— start of INFORMATION PROVIDED —

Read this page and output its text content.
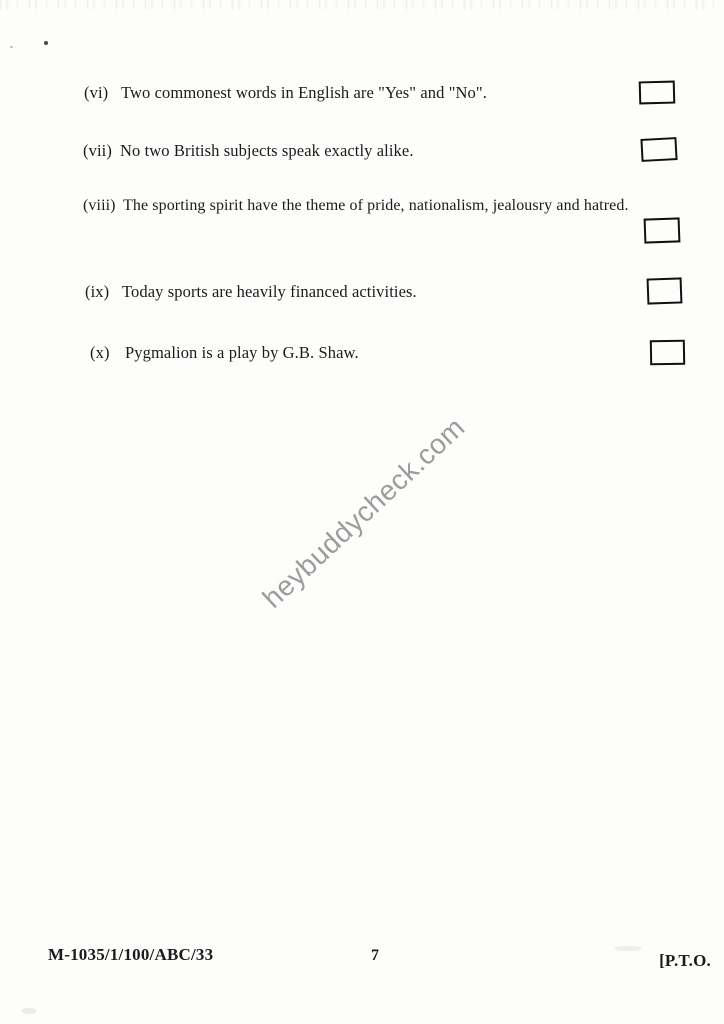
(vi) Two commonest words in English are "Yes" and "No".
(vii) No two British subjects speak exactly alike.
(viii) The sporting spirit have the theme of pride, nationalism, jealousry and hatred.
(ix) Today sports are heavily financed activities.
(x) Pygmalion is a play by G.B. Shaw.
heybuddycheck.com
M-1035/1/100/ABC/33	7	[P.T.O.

— end of INFORMATION PROVIDED —
— start of INFORMATION PROVIDED —

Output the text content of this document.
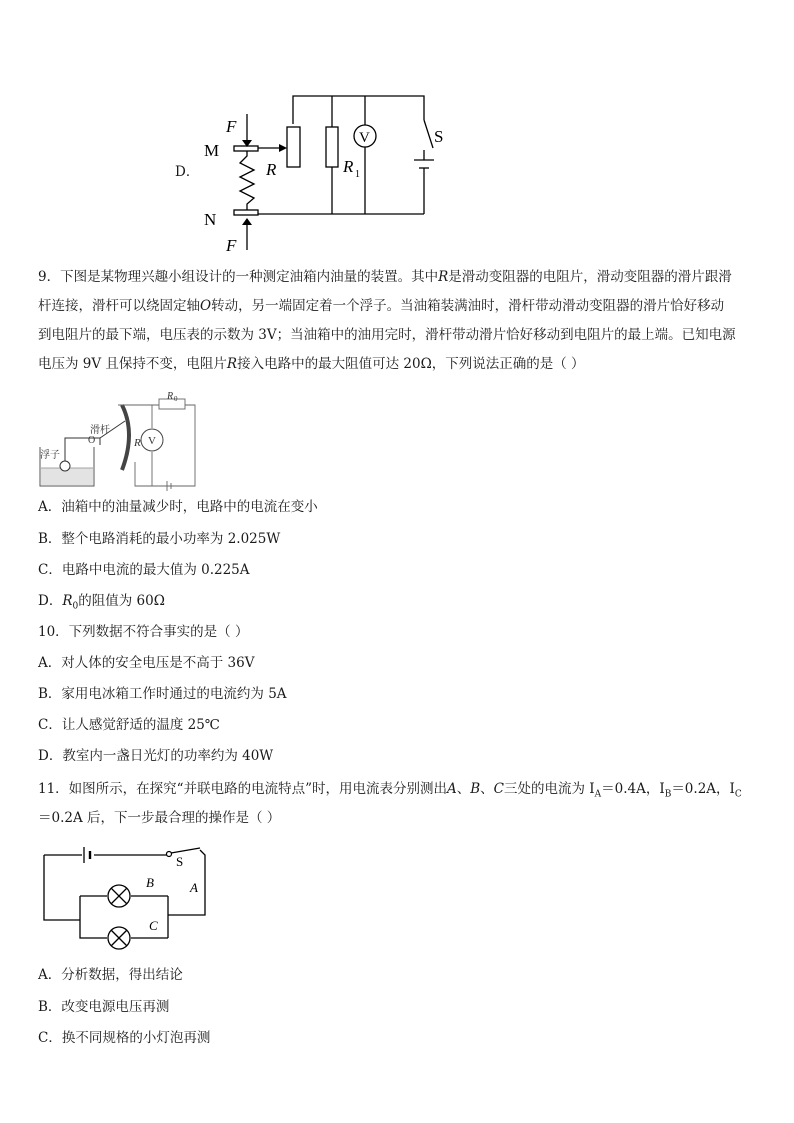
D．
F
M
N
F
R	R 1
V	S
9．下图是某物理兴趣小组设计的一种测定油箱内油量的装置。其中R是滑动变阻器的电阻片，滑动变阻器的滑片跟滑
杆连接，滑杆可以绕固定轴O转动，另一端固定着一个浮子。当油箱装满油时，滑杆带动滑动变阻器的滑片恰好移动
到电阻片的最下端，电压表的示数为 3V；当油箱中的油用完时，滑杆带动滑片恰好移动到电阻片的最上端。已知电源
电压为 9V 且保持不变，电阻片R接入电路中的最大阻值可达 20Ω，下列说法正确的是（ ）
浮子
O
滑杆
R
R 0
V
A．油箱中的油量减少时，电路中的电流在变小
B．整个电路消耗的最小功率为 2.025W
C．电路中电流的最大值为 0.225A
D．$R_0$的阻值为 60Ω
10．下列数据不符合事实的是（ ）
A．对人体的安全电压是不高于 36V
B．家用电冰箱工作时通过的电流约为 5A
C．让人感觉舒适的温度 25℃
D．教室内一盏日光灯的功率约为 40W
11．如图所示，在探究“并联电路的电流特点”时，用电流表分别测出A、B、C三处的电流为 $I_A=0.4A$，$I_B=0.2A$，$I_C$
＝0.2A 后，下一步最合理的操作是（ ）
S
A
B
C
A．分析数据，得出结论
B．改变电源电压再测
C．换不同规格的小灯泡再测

— end of INFORMATION PROVIDED —

WRITTEN EXERCISE:
Tell how many lines of the data include the word "content", and nothing else.

IN RESPONSE:
2